## Begin

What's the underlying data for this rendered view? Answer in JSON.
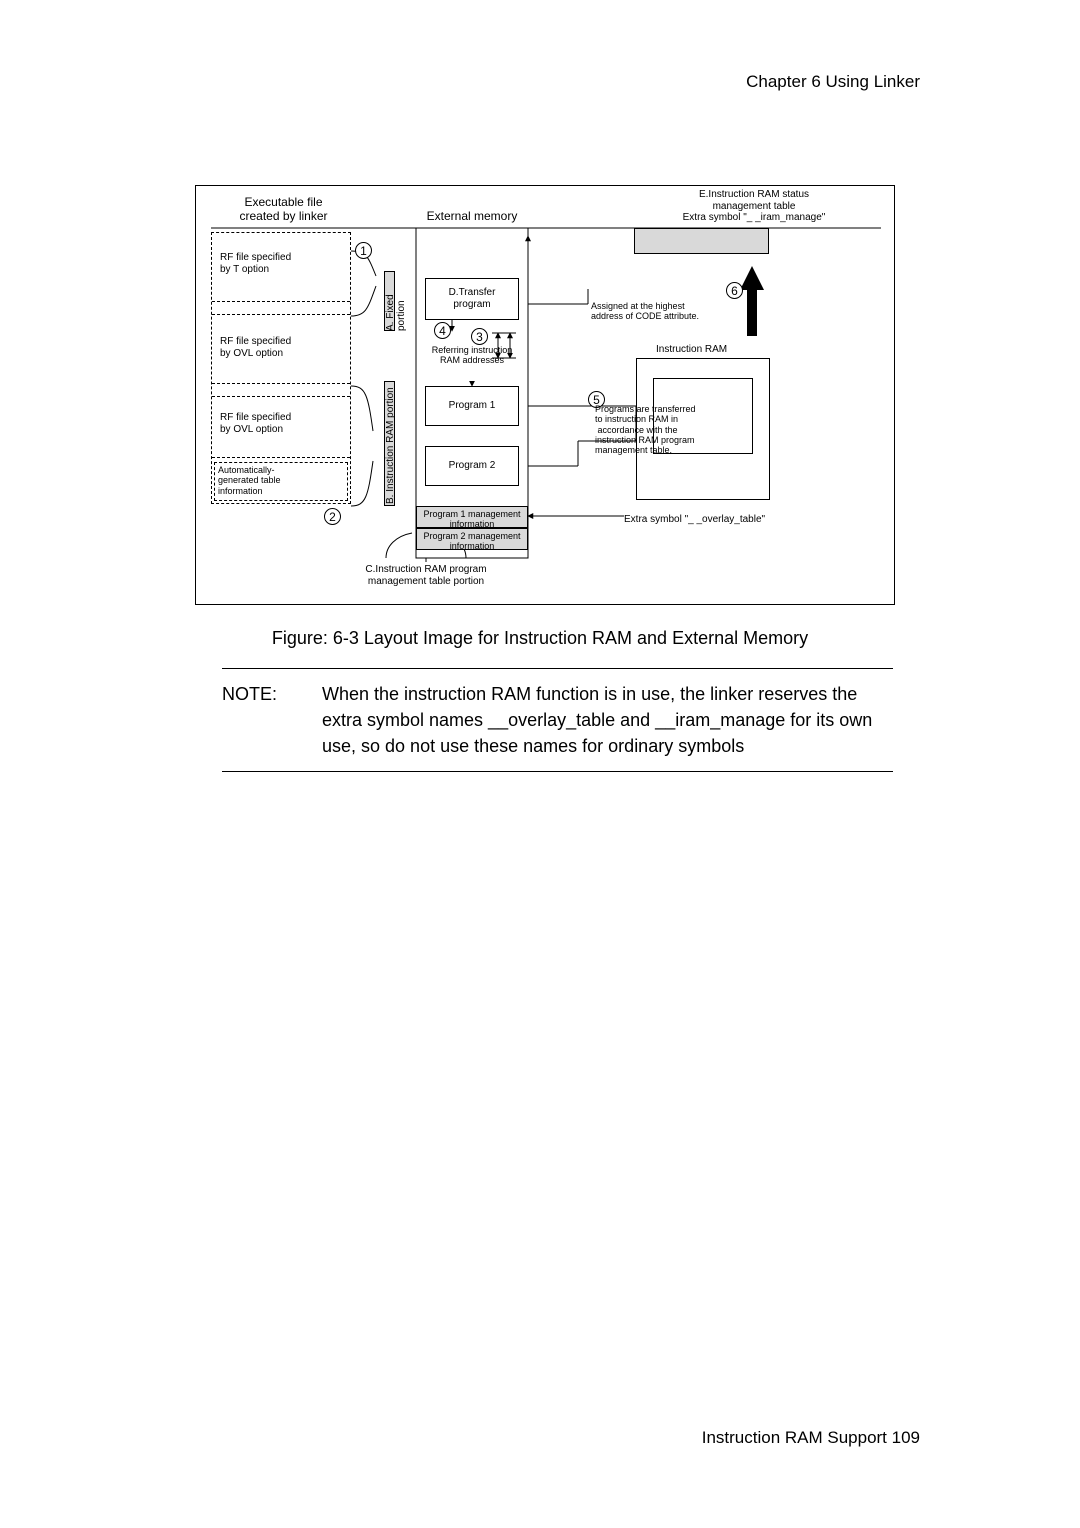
{
  "header": "Chapter  6   Using Linker",
  "caption": "Figure: 6-3  Layout Image for Instruction RAM and External Memory",
  "note_label": "NOTE:",
  "note_body": "When the instruction RAM function is in use, the linker reserves the extra symbol names __overlay_table and __iram_manage for its own use, so do not use these names for ordinary symbols",
  "footer": "Instruction RAM Support  109",
  "fig": {
    "col1_title": "Executable file\ncreated by linker",
    "col2_title": "External memory",
    "right_title": "E.Instruction RAM status\nmanagement table\nExtra symbol \"_ _iram_manage\"",
    "rf_t": "RF file specified\nby T option",
    "rf_ovl1": "RF file specified\nby OVL option",
    "rf_ovl2": "RF file specified\nby OVL option",
    "auto_tbl": "Automatically-\ngenerated table\ninformation",
    "strip_a": "A. Fixed portion",
    "strip_b": "B. Instruction RAM portion",
    "d_transfer": "D.Transfer\nprogram",
    "ref_inst": "Referring instruction\nRAM addresses",
    "prog1": "Program 1",
    "prog2": "Program 2",
    "mgmt1": "Program 1 management\ninformation",
    "mgmt2": "Program 2 management\ninformation",
    "c_label": "C.Instruction RAM program\nmanagement table portion",
    "assigned_note": "Assigned at the highest\naddress of CODE attribute.",
    "inst_ram": "Instruction RAM",
    "overlay_sym": "Extra symbol \"_ _overlay_table\"",
    "transfer_note": "Programs are transferred\nto instruction RAM in\n accordance with the\ninstruction RAM program\nmanagement table.",
    "circled": {
      "1": "1",
      "2": "2",
      "3": "3",
      "4": "4",
      "5": "5",
      "6": "6"
    }
  }
}
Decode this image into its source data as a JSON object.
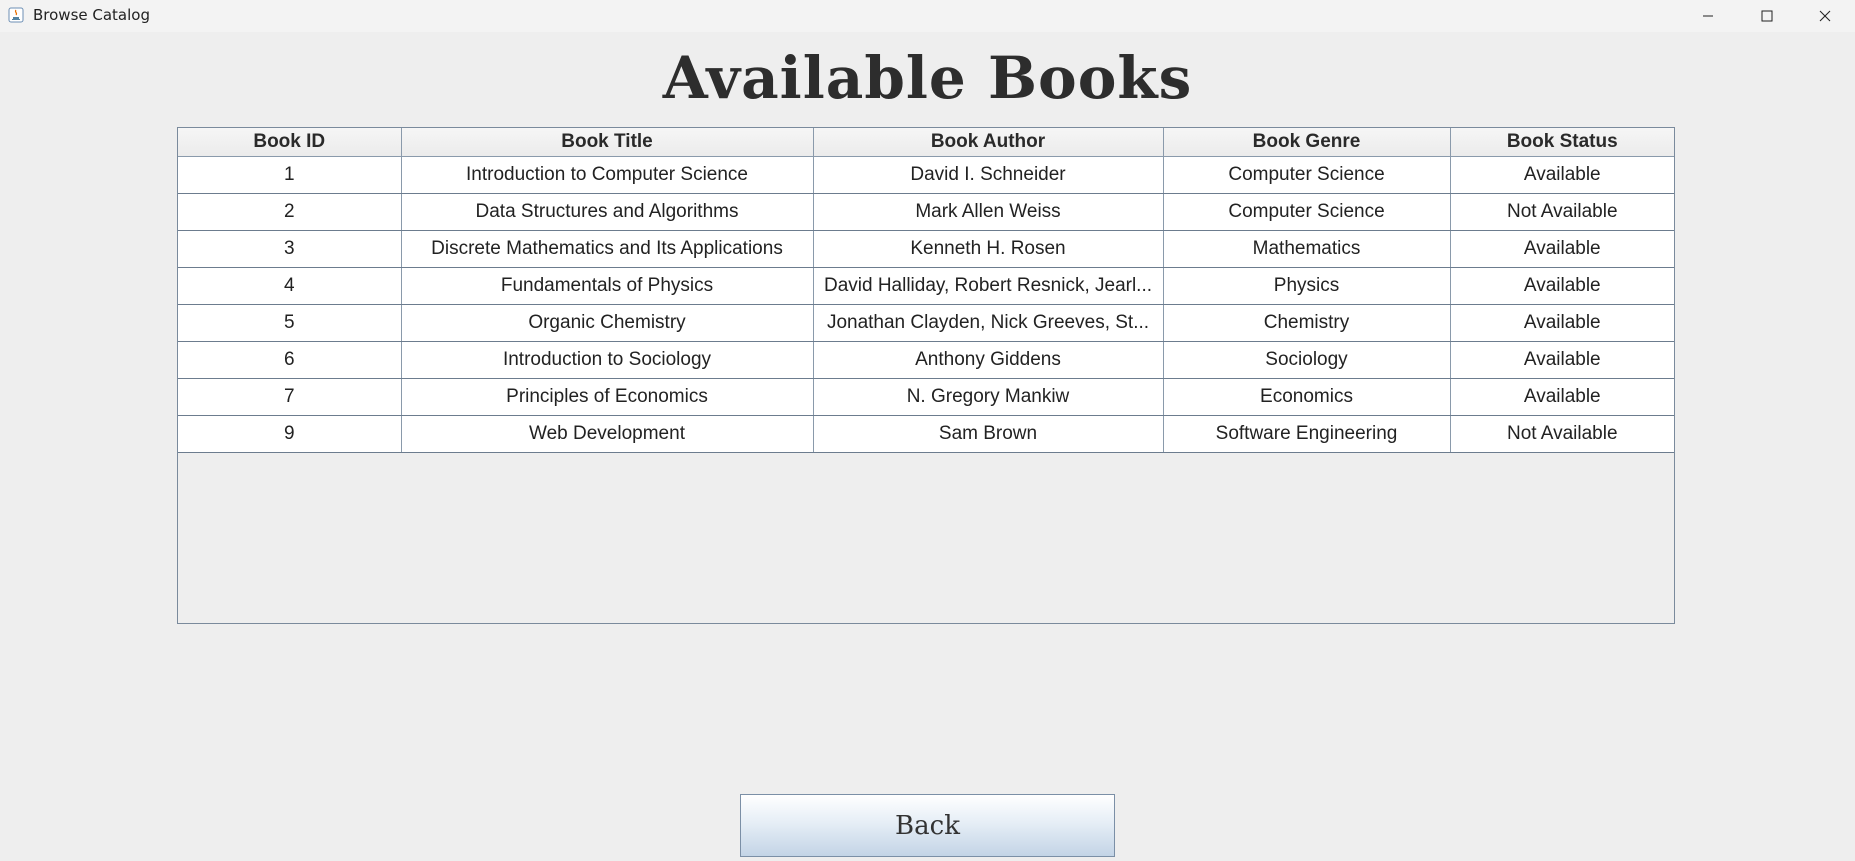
{
  "window": {
    "title": "Browse Catalog"
  },
  "page": {
    "heading": "Available Books"
  },
  "table": {
    "columns": [
      "Book ID",
      "Book Title",
      "Book Author",
      "Book Genre",
      "Book Status"
    ],
    "rows": [
      [
        "1",
        "Introduction to Computer Science",
        "David I. Schneider",
        "Computer Science",
        "Available"
      ],
      [
        "2",
        "Data Structures and Algorithms",
        "Mark Allen Weiss",
        "Computer Science",
        "Not Available"
      ],
      [
        "3",
        "Discrete Mathematics and Its Applications",
        "Kenneth H. Rosen",
        "Mathematics",
        "Available"
      ],
      [
        "4",
        "Fundamentals of Physics",
        "David Halliday, Robert Resnick, Jearl...",
        "Physics",
        "Available"
      ],
      [
        "5",
        "Organic Chemistry",
        "Jonathan Clayden, Nick Greeves, St...",
        "Chemistry",
        "Available"
      ],
      [
        "6",
        "Introduction to Sociology",
        "Anthony Giddens",
        "Sociology",
        "Available"
      ],
      [
        "7",
        "Principles of Economics",
        "N. Gregory Mankiw",
        "Economics",
        "Available"
      ],
      [
        "9",
        "Web Development",
        "Sam Brown",
        "Software Engineering",
        "Not Available"
      ]
    ]
  },
  "buttons": {
    "back_label": "Back"
  },
  "icons": {
    "app": "java-app-icon",
    "minimize": "minimize-icon",
    "maximize": "maximize-icon",
    "close": "close-icon"
  },
  "colors": {
    "window_bg": "#eeeeee",
    "heading": "#2d2d2d",
    "table_border": "#7a8a9c",
    "button_gradient_bottom": "#c3d4e6"
  }
}
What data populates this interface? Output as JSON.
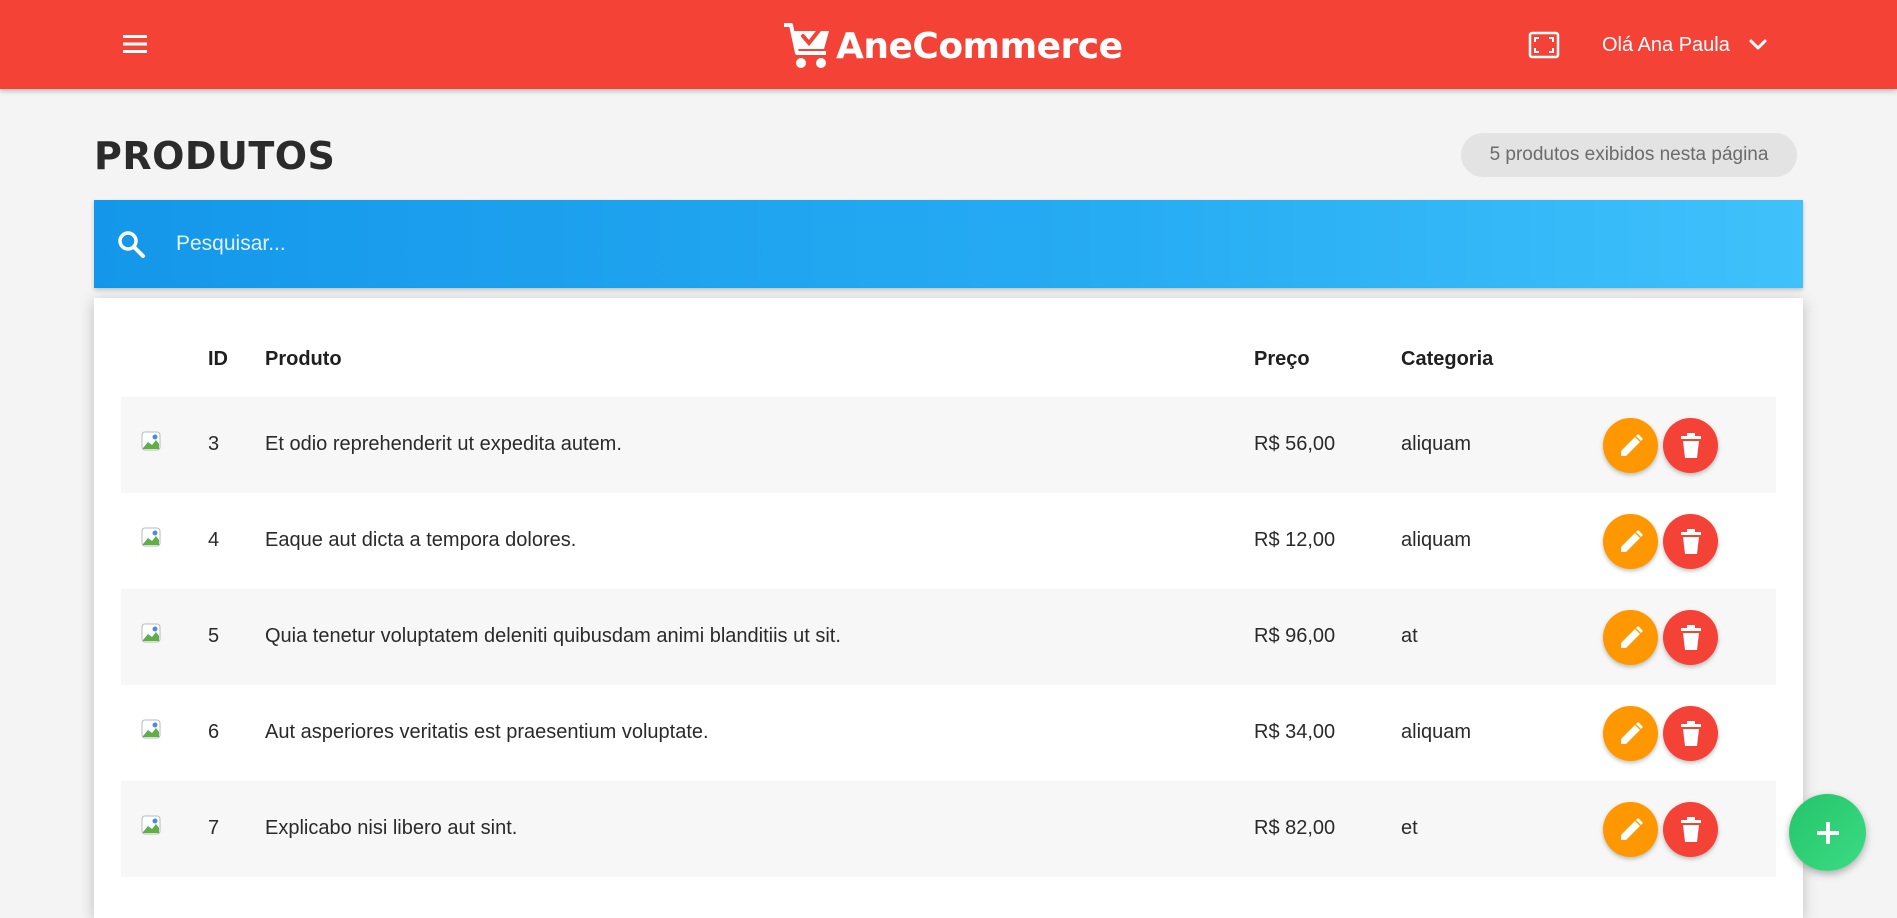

## End

● **DIRECTIONS FOR THIS TASK**: Go through the records and show every line with the string "symbol" in it.

● **RESPONSE**:
  "note_body": "When the instruction RAM function is in use, the linker reserves the extra symbol names __overlay_table and __iram_manage for its own use, so do not use these names for ordinary symbols",
    "right_title": "E.Instruction RAM status\nmanagement table\nExtra symbol \"_ _iram_manage\"",
    "overlay_sym": "Extra symbol \"_ _overlay_table\"",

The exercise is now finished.